Stored records
--------------------------------
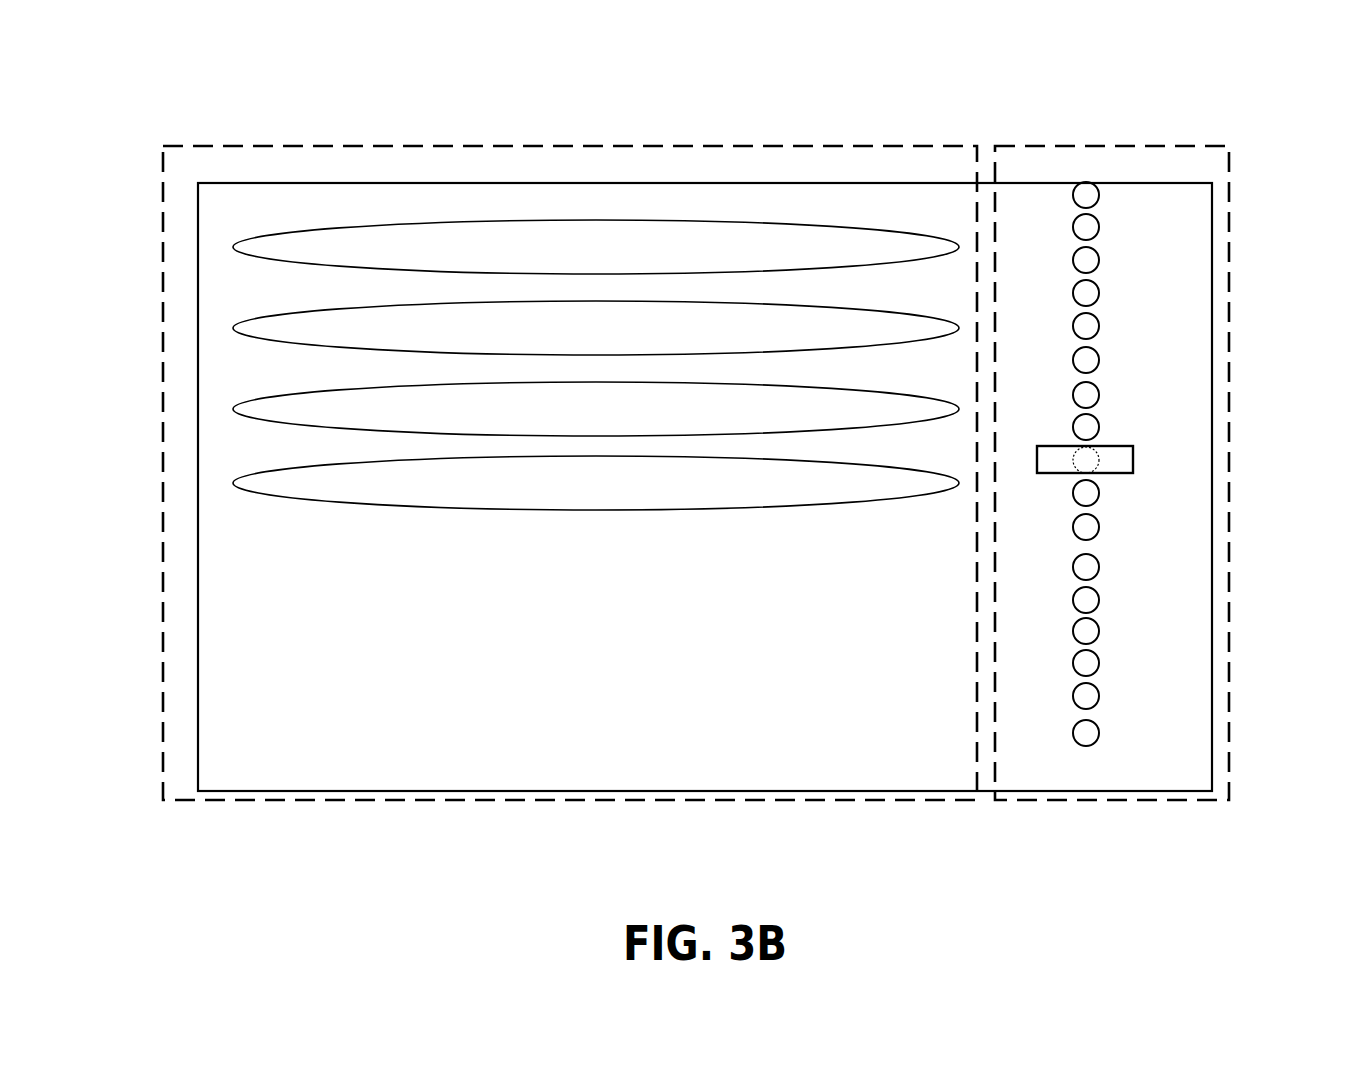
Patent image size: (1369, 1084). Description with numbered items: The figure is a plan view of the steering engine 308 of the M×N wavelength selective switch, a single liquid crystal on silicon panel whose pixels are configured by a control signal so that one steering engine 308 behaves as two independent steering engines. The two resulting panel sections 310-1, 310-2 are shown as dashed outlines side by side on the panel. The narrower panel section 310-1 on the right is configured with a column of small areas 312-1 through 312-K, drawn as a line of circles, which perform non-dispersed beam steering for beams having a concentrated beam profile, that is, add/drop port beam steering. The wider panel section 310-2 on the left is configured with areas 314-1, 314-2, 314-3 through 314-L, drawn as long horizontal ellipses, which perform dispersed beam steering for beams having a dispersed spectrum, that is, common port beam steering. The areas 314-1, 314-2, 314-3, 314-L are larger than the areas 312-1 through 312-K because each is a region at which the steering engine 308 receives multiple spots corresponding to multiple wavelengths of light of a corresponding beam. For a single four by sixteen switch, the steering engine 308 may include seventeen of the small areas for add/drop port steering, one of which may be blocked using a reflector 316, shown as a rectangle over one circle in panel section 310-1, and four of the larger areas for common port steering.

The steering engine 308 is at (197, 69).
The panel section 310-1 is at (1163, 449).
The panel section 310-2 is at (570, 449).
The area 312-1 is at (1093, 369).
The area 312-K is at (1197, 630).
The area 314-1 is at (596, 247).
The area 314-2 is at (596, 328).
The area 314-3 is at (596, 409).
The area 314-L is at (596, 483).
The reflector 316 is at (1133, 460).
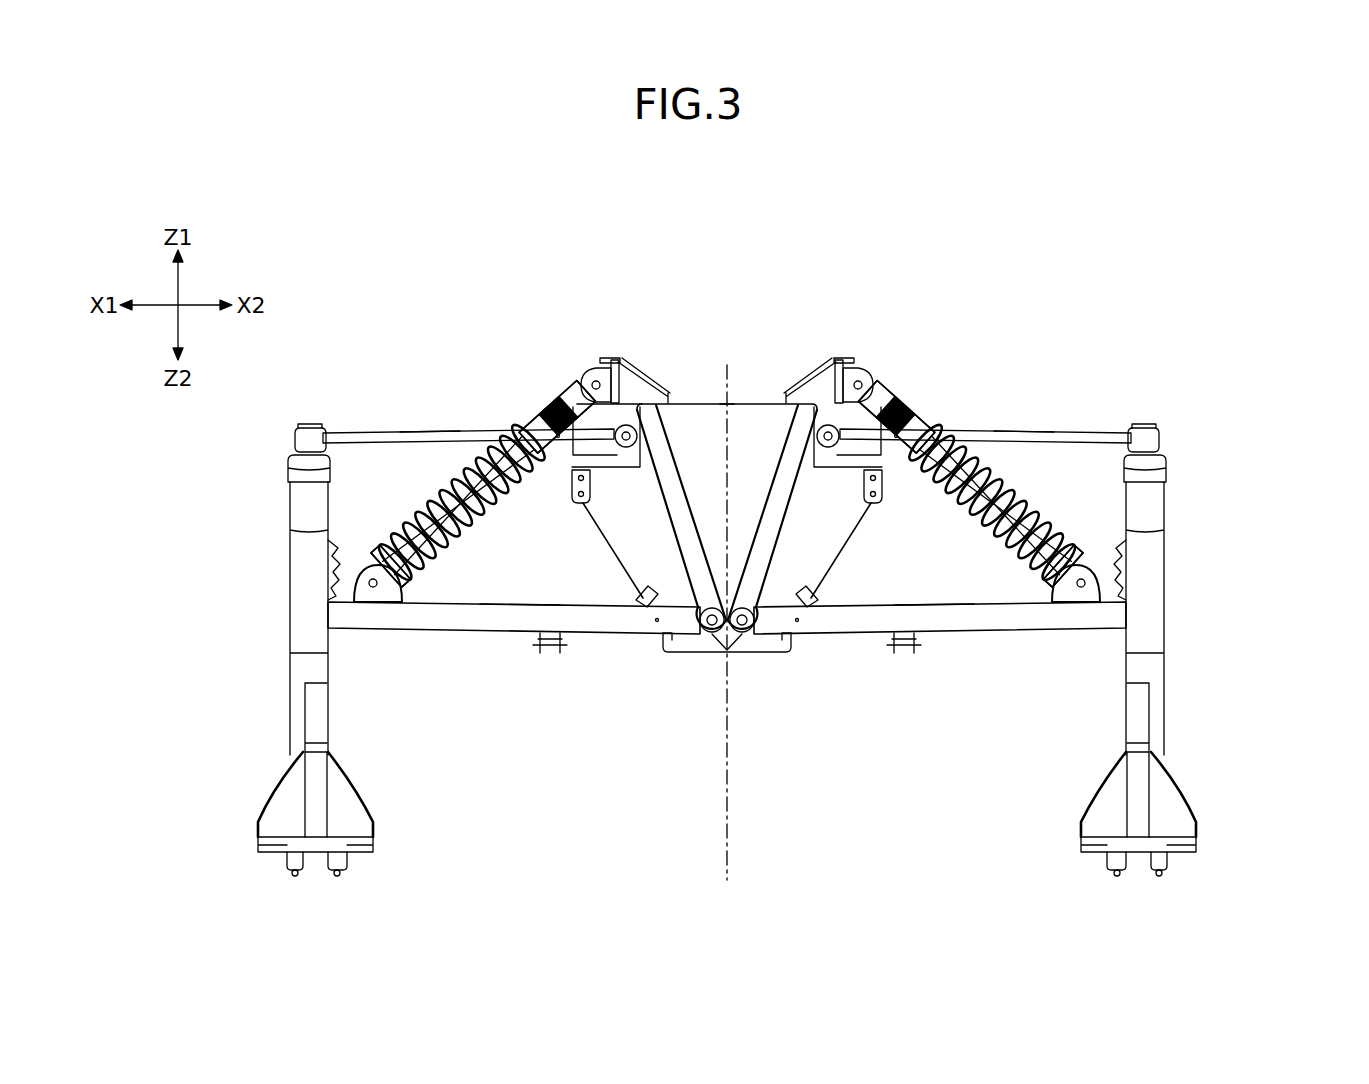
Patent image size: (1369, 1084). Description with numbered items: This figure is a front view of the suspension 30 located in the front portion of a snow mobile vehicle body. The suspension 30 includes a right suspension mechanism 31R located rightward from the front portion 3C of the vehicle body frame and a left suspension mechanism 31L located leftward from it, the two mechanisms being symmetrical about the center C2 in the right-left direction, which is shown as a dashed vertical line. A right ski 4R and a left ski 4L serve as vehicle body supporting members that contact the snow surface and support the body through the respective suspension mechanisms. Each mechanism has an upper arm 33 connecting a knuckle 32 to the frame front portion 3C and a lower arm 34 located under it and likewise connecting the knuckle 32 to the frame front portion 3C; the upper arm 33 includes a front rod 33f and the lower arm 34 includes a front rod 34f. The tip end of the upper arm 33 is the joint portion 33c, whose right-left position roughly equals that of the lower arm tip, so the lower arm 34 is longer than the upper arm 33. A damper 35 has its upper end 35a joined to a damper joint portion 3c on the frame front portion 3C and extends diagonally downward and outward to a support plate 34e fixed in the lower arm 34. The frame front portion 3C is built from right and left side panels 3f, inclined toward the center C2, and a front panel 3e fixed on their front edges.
--------------------------------
INSTRUCTION: Repeat the listing above word for word, leaving out the pictures.

TASK RESPONSE:
Patent image size: (1369, 1084). Description with numbered items: The figure is a plan view of the steering engine 308 of the M×N wavelength selective switch, a single liquid crystal on silicon panel whose pixels are configured by a control signal so that one steering engine 308 behaves as two independent steering engines. The two resulting panel sections 310-1, 310-2 are shown as dashed outlines side by side on the panel. The narrower panel section 310-1 on the right is configured with a column of small areas 312-1 through 312-K, drawn as a line of circles, which perform non-dispersed beam steering for beams having a concentrated beam profile, that is, add/drop port beam steering. The wider panel section 310-2 on the left is configured with areas 314-1, 314-2, 314-3 through 314-L, drawn as long horizontal ellipses, which perform dispersed beam steering for beams having a dispersed spectrum, that is, common port beam steering. The areas 314-1, 314-2, 314-3, 314-L are larger than the areas 312-1 through 312-K because each is a region at which the steering engine 308 receives multiple spots corresponding to multiple wavelengths of light of a corresponding beam. For a single four by sixteen switch, the steering engine 308 may include seventeen of the small areas for add/drop port steering, one of which may be blocked using a reflector 316, shown as a rectangle over one circle in panel section 310-1, and four of the larger areas for common port steering.

The steering engine 308 is at (197, 69).
The panel section 310-1 is at (1163, 449).
The panel section 310-2 is at (570, 449).
The area 312-1 is at (1093, 369).
The area 312-K is at (1197, 630).
The area 314-1 is at (596, 247).
The area 314-2 is at (596, 328).
The area 314-3 is at (596, 409).
The area 314-L is at (596, 483).
The reflector 316 is at (1133, 460).
Patent image size: (1369, 1084). Description with numbered items: This figure is a front view of the suspension 30 located in the front portion of a snow mobile vehicle body. The suspension 30 includes a right suspension mechanism 31R located rightward from the front portion 3C of the vehicle body frame and a left suspension mechanism 31L located leftward from it, the two mechanisms being symmetrical about the center C2 in the right-left direction, which is shown as a dashed vertical line. A right ski 4R and a left ski 4L serve as vehicle body supporting members that contact the snow surface and support the body through the respective suspension mechanisms. Each mechanism has an upper arm 33 connecting a knuckle 32 to the frame front portion 3C and a lower arm 34 located under it and likewise connecting the knuckle 32 to the frame front portion 3C; the upper arm 33 includes a front rod 33f and the lower arm 34 includes a front rod 34f. The tip end of the upper arm 33 is the joint portion 33c, whose right-left position roughly equals that of the lower arm tip, so the lower arm 34 is longer than the upper arm 33. A damper 35 has its upper end 35a joined to a damper joint portion 3c on the frame front portion 3C and extends diagonally downward and outward to a support plate 34e fixed in the lower arm 34. The frame front portion 3C is built from right and left side panels 3f, inclined toward the center C2, and a front panel 3e fixed on their front edges.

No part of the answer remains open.